■ Given request ■
Select every line below containing the word "días".

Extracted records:
* * * *
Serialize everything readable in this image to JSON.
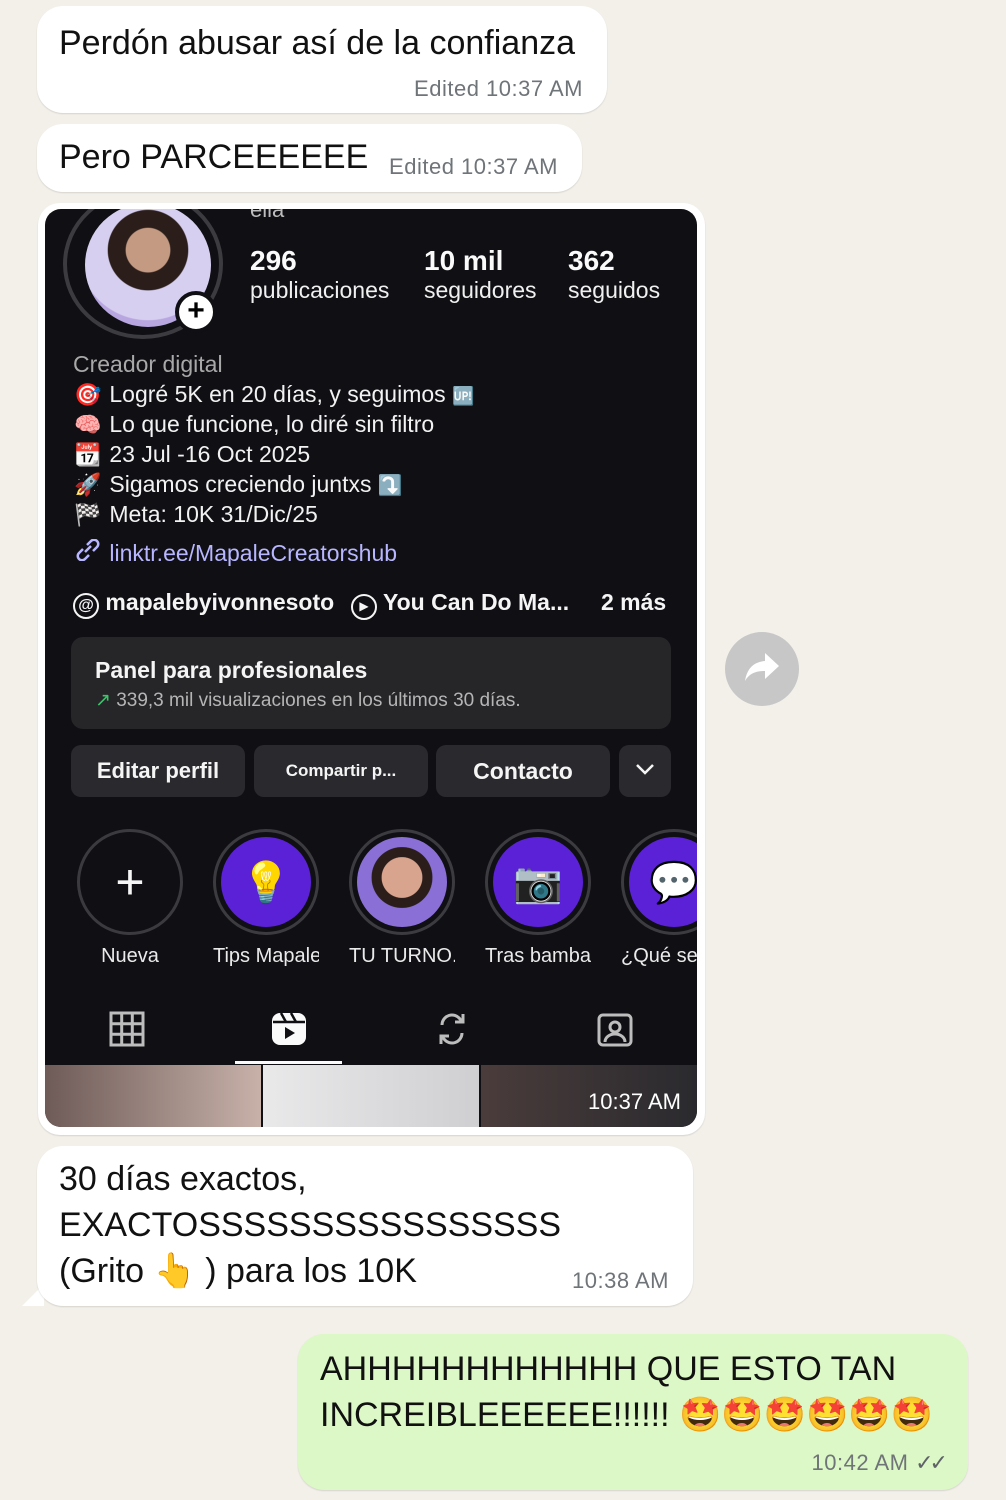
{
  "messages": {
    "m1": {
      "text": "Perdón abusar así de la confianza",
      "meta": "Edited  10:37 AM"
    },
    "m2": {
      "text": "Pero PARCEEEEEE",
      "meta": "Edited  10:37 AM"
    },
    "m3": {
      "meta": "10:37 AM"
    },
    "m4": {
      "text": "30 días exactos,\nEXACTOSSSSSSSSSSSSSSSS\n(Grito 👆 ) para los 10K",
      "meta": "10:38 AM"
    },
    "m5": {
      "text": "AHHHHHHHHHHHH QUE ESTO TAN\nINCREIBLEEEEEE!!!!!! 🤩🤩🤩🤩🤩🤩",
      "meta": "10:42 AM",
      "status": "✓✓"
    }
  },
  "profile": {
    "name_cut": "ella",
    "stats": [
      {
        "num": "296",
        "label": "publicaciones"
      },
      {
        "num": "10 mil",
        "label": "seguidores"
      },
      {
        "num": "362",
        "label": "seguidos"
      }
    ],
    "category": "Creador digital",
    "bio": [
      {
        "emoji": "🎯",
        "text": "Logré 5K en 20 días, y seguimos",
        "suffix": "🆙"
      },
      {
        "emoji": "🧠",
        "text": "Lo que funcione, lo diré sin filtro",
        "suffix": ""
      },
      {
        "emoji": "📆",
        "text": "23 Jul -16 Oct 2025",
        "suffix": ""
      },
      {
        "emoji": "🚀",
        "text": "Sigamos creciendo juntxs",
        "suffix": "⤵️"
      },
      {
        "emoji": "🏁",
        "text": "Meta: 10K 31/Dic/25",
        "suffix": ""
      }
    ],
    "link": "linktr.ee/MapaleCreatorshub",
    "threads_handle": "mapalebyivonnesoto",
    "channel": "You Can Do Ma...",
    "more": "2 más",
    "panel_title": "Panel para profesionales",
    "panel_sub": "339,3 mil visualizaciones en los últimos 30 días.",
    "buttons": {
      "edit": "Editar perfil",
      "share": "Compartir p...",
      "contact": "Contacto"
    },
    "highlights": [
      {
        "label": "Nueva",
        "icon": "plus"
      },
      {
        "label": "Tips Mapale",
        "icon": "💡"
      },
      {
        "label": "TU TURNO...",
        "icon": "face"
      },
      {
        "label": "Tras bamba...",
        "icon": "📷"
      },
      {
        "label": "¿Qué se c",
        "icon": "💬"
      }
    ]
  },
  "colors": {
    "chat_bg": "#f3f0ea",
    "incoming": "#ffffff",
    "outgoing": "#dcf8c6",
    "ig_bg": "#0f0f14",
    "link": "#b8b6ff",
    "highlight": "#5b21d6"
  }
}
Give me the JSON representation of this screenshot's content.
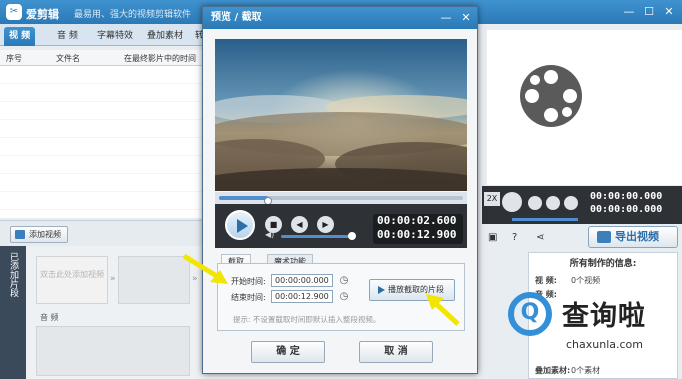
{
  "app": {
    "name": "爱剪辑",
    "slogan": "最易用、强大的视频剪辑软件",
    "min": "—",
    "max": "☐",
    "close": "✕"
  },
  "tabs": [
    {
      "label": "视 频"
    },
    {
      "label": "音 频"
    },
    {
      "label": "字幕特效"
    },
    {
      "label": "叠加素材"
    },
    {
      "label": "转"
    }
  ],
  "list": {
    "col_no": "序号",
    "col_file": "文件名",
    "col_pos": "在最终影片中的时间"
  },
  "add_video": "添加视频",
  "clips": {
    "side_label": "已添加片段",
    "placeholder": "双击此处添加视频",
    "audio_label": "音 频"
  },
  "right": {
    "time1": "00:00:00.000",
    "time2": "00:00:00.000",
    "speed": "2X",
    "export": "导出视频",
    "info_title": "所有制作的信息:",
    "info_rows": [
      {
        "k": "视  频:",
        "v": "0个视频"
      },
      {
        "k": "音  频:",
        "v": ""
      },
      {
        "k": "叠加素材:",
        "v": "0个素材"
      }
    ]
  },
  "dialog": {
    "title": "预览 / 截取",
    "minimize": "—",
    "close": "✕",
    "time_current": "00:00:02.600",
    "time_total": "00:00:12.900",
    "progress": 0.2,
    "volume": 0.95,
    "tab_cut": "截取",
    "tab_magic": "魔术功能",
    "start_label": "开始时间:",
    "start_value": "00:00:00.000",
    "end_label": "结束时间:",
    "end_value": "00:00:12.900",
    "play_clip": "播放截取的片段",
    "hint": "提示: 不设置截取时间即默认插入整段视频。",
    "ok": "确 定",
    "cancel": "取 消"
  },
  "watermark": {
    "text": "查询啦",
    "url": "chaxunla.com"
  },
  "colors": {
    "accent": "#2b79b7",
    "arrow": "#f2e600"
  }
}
* * * *
■ Complete response ■
      "text": "30 días exactos,\nEXACTOSSSSSSSSSSSSSSSS\n(Grito 👆 ) para los 10K",
        "text": "Logré 5K en 20 días, y seguimos",
    "panel_sub": "339,3 mil visualizaciones en los últimos 30 días.",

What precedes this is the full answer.